● Task brief: Output all of the entries below precisely as written.

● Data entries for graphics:
○ ○ ○ ○ ○ ○ ○
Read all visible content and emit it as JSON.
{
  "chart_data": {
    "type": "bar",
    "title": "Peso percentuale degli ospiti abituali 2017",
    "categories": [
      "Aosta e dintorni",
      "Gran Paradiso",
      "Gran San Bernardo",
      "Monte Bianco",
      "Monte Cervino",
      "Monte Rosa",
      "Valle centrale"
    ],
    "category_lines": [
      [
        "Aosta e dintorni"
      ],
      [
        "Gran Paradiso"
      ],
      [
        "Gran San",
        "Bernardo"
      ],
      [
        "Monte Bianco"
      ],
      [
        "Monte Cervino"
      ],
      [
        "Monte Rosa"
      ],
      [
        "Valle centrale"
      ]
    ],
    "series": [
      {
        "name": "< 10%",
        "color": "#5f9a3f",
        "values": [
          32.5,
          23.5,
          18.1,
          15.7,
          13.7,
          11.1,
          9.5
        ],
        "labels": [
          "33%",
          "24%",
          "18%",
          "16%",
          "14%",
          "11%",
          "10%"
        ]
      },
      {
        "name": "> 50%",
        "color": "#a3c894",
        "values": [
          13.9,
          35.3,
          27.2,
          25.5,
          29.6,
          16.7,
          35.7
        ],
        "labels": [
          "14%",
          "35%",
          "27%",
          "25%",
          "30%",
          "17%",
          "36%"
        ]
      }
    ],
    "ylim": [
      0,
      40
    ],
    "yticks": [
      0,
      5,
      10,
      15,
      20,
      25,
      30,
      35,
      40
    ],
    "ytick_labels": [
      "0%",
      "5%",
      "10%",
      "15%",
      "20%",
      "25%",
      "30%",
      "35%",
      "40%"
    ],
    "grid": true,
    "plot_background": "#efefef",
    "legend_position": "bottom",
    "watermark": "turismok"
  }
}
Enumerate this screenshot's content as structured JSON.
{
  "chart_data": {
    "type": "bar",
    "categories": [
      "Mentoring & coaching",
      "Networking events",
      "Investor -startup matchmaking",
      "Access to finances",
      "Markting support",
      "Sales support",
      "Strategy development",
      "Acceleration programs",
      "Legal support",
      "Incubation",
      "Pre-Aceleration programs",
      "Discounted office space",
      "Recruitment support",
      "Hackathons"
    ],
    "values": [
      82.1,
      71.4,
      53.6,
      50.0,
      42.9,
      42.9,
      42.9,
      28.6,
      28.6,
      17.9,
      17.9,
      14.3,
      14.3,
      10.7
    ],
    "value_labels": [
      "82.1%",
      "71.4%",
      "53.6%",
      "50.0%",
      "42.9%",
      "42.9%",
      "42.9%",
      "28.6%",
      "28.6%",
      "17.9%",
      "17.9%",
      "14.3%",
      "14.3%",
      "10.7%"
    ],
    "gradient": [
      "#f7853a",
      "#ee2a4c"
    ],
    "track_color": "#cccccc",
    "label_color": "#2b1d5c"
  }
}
○ ○ ○ ○ ○ ○ ○
● Full output:
Read all visible content and emit it as JSON.
{
  "chart_data": {
    "type": "bar",
    "title": "Peso percentuale degli ospiti abituali 2017",
    "categories": [
      "Aosta e dintorni",
      "Gran Paradiso",
      "Gran San Bernardo",
      "Monte Bianco",
      "Monte Cervino",
      "Monte Rosa",
      "Valle centrale"
    ],
    "category_lines": [
      [
        "Aosta e dintorni"
      ],
      [
        "Gran Paradiso"
      ],
      [
        "Gran San",
        "Bernardo"
      ],
      [
        "Monte Bianco"
      ],
      [
        "Monte Cervino"
      ],
      [
        "Monte Rosa"
      ],
      [
        "Valle centrale"
      ]
    ],
    "series": [
      {
        "name": "< 10%",
        "color": "#5f9a3f",
        "values": [
          32.5,
          23.5,
          18.1,
          15.7,
          13.7,
          11.1,
          9.5
        ],
        "labels": [
          "33%",
          "24%",
          "18%",
          "16%",
          "14%",
          "11%",
          "10%"
        ]
      },
      {
        "name": "> 50%",
        "color": "#a3c894",
        "values": [
          13.9,
          35.3,
          27.2,
          25.5,
          29.6,
          16.7,
          35.7
        ],
        "labels": [
          "14%",
          "35%",
          "27%",
          "25%",
          "30%",
          "17%",
          "36%"
        ]
      }
    ],
    "ylim": [
      0,
      40
    ],
    "yticks": [
      0,
      5,
      10,
      15,
      20,
      25,
      30,
      35,
      40
    ],
    "ytick_labels": [
      "0%",
      "5%",
      "10%",
      "15%",
      "20%",
      "25%",
      "30%",
      "35%",
      "40%"
    ],
    "grid": true,
    "plot_background": "#efefef",
    "legend_position": "bottom",
    "watermark": "turismok"
  }
}
Enumerate this screenshot's content as structured JSON.
{
  "chart_data": {
    "type": "bar",
    "categories": [
      "Mentoring & coaching",
      "Networking events",
      "Investor -startup matchmaking",
      "Access to finances",
      "Markting support",
      "Sales support",
      "Strategy development",
      "Acceleration programs",
      "Legal support",
      "Incubation",
      "Pre-Aceleration programs",
      "Discounted office space",
      "Recruitment support",
      "Hackathons"
    ],
    "values": [
      82.1,
      71.4,
      53.6,
      50.0,
      42.9,
      42.9,
      42.9,
      28.6,
      28.6,
      17.9,
      17.9,
      14.3,
      14.3,
      10.7
    ],
    "value_labels": [
      "82.1%",
      "71.4%",
      "53.6%",
      "50.0%",
      "42.9%",
      "42.9%",
      "42.9%",
      "28.6%",
      "28.6%",
      "17.9%",
      "17.9%",
      "14.3%",
      "14.3%",
      "10.7%"
    ],
    "gradient": [
      "#f7853a",
      "#ee2a4c"
    ],
    "track_color": "#cccccc",
    "label_color": "#2b1d5c"
  }
}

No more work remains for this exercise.